(A block of data)
- - -

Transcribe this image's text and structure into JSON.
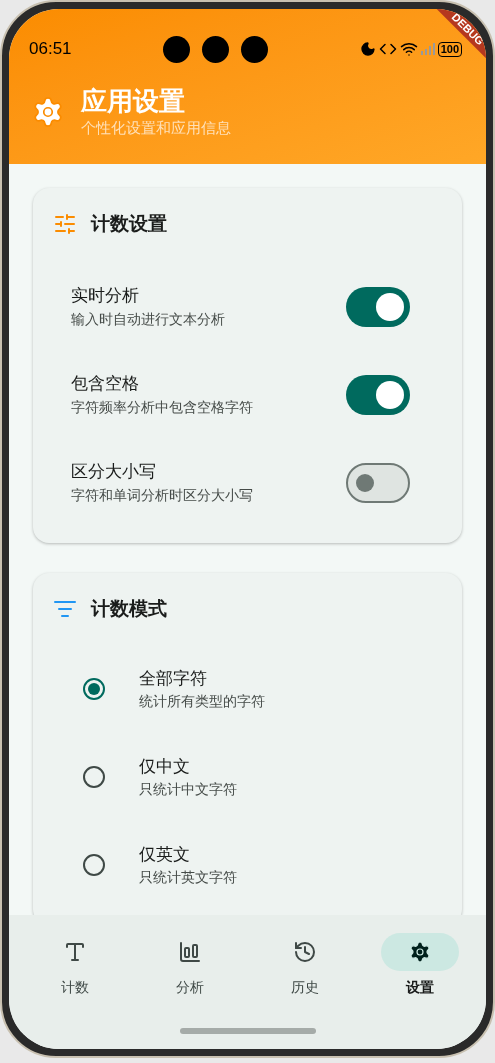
{
  "status_bar": {
    "time": "06:51",
    "battery": "100"
  },
  "debug_banner": "DEBUG",
  "header": {
    "title": "应用设置",
    "subtitle": "个性化设置和应用信息"
  },
  "count_settings": {
    "title": "计数设置",
    "items": [
      {
        "label": "实时分析",
        "description": "输入时自动进行文本分析",
        "on": true
      },
      {
        "label": "包含空格",
        "description": "字符频率分析中包含空格字符",
        "on": true
      },
      {
        "label": "区分大小写",
        "description": "字符和单词分析时区分大小写",
        "on": false
      }
    ]
  },
  "count_mode": {
    "title": "计数模式",
    "options": [
      {
        "label": "全部字符",
        "description": "统计所有类型的字符",
        "selected": true
      },
      {
        "label": "仅中文",
        "description": "只统计中文字符",
        "selected": false
      },
      {
        "label": "仅英文",
        "description": "只统计英文字符",
        "selected": false
      }
    ]
  },
  "bottom_nav": [
    {
      "label": "计数",
      "selected": false
    },
    {
      "label": "分析",
      "selected": false
    },
    {
      "label": "历史",
      "selected": false
    },
    {
      "label": "设置",
      "selected": true
    }
  ]
}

- - -

**Task requirements**
Transcribe the full listing above exactly, with the images removed.

**Response to the task**
Transcribe this image's text and structure into JSON.
{
  "status_bar": {
    "time": "06:51",
    "battery": "100"
  },
  "debug_banner": "DEBUG",
  "header": {
    "title": "应用设置",
    "subtitle": "个性化设置和应用信息"
  },
  "count_settings": {
    "title": "计数设置",
    "items": [
      {
        "label": "实时分析",
        "description": "输入时自动进行文本分析",
        "on": true
      },
      {
        "label": "包含空格",
        "description": "字符频率分析中包含空格字符",
        "on": true
      },
      {
        "label": "区分大小写",
        "description": "字符和单词分析时区分大小写",
        "on": false
      }
    ]
  },
  "count_mode": {
    "title": "计数模式",
    "options": [
      {
        "label": "全部字符",
        "description": "统计所有类型的字符",
        "selected": true
      },
      {
        "label": "仅中文",
        "description": "只统计中文字符",
        "selected": false
      },
      {
        "label": "仅英文",
        "description": "只统计英文字符",
        "selected": false
      }
    ]
  },
  "bottom_nav": [
    {
      "label": "计数",
      "selected": false
    },
    {
      "label": "分析",
      "selected": false
    },
    {
      "label": "历史",
      "selected": false
    },
    {
      "label": "设置",
      "selected": true
    }
  ]
}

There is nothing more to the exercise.